Directions for this task: Find the string "ВППО" in the records. Copy every line it appears in.

___ Material

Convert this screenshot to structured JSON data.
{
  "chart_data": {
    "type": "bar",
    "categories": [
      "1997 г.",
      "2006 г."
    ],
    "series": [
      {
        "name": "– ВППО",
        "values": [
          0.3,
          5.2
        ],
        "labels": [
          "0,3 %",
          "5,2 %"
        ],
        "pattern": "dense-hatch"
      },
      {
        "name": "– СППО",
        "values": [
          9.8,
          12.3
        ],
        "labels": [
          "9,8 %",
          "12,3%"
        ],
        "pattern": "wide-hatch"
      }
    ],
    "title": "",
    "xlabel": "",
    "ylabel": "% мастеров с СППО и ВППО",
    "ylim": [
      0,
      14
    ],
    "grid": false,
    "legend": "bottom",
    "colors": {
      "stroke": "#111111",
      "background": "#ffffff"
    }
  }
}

______

Problem solution:
        "name": "– ВППО",
    "ylabel": "% мастеров с СППО и ВППО",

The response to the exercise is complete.